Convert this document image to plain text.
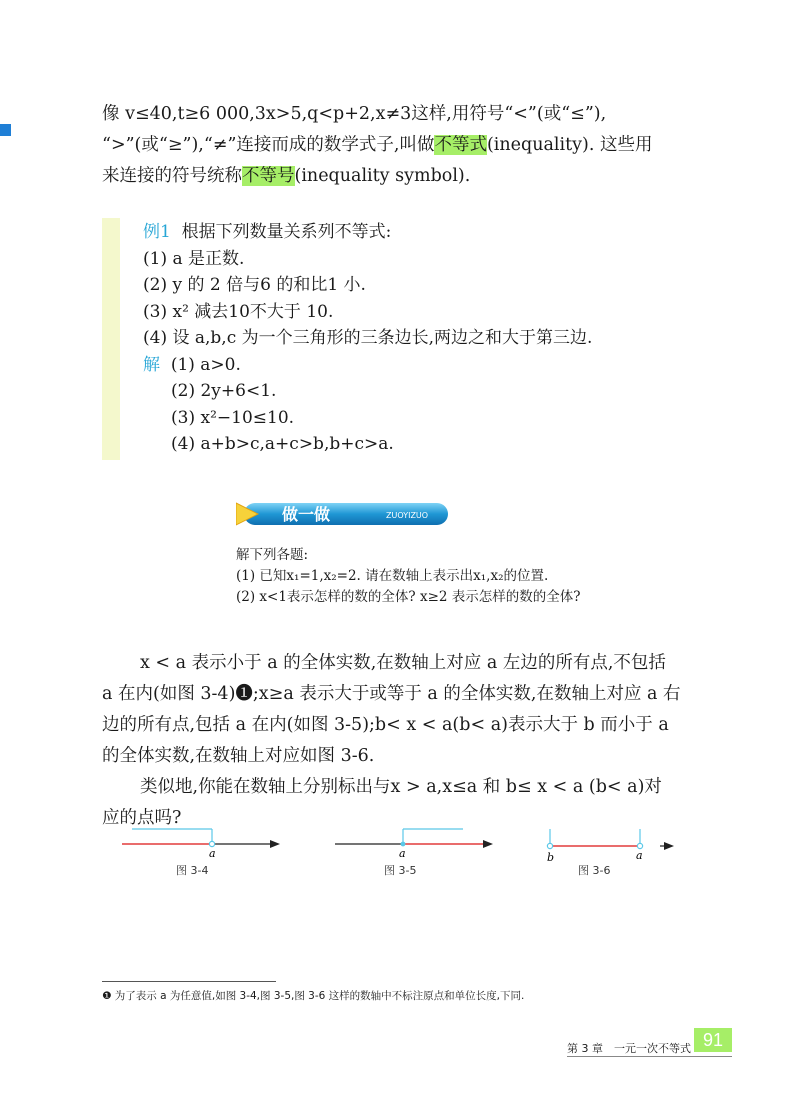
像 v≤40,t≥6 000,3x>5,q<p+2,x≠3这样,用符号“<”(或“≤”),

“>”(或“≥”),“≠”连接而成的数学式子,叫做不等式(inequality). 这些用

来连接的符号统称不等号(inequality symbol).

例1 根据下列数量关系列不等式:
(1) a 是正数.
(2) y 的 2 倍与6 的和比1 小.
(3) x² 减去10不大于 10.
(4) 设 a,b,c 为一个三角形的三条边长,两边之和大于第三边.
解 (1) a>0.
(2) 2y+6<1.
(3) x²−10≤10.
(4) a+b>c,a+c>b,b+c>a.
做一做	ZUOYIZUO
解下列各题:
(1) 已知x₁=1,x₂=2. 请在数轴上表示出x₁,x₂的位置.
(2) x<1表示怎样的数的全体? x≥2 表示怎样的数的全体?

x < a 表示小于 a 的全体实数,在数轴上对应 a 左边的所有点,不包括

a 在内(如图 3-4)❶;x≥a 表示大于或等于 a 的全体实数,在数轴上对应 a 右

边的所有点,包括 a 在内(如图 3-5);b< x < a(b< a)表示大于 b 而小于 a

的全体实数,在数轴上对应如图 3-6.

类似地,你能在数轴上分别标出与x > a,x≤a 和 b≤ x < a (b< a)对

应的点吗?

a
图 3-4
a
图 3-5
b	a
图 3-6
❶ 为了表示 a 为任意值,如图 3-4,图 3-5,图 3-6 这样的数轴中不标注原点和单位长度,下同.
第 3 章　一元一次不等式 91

==

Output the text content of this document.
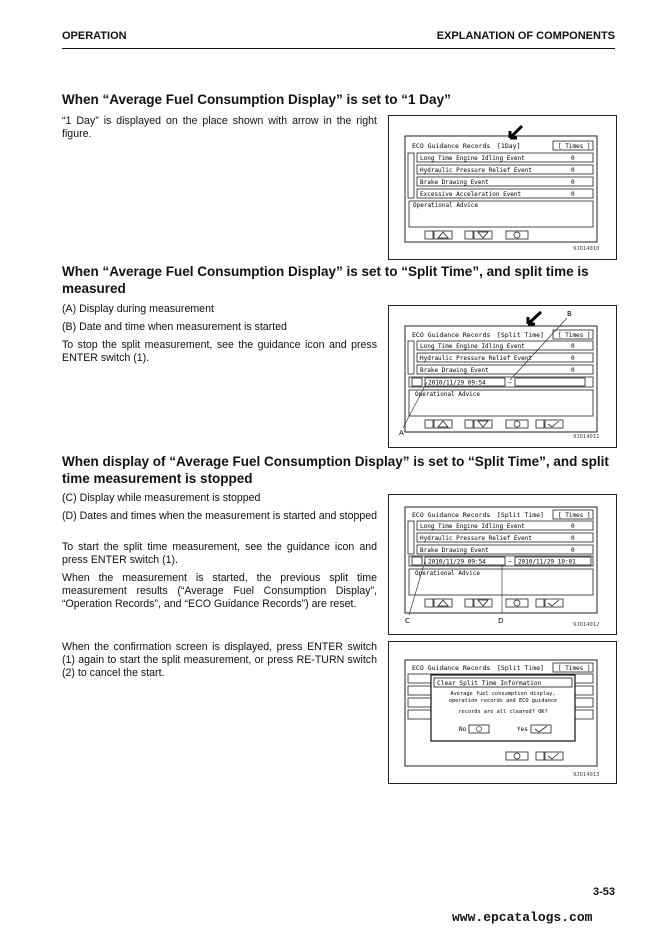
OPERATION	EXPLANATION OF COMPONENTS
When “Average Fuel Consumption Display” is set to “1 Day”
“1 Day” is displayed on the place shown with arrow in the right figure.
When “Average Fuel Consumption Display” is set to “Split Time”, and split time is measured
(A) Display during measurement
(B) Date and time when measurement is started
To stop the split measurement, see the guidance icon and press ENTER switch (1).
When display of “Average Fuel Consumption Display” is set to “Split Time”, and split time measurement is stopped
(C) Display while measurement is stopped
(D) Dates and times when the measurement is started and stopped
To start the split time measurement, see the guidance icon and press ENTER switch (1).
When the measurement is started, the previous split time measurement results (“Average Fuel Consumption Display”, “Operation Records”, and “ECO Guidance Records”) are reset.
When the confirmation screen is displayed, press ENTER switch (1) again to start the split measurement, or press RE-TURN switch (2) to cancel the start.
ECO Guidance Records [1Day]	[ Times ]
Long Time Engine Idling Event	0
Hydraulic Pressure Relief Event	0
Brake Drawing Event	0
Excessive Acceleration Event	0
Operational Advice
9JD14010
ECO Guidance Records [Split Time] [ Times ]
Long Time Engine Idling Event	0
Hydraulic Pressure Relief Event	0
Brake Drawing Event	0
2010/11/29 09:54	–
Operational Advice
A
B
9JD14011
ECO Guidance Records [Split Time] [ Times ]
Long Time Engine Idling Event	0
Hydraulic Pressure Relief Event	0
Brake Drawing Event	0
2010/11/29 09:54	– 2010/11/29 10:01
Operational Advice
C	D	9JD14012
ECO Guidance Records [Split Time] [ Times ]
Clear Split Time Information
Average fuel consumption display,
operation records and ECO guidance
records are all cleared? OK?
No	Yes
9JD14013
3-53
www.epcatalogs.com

- _TASK PROMPT_:
Pull out every line containing "icon".

- _RESULT FOR THIS TASK_:
To stop the split measurement, see the guidance icon and press ENTER switch (1).
To start the split time measurement, see the guidance icon and press ENTER switch (1).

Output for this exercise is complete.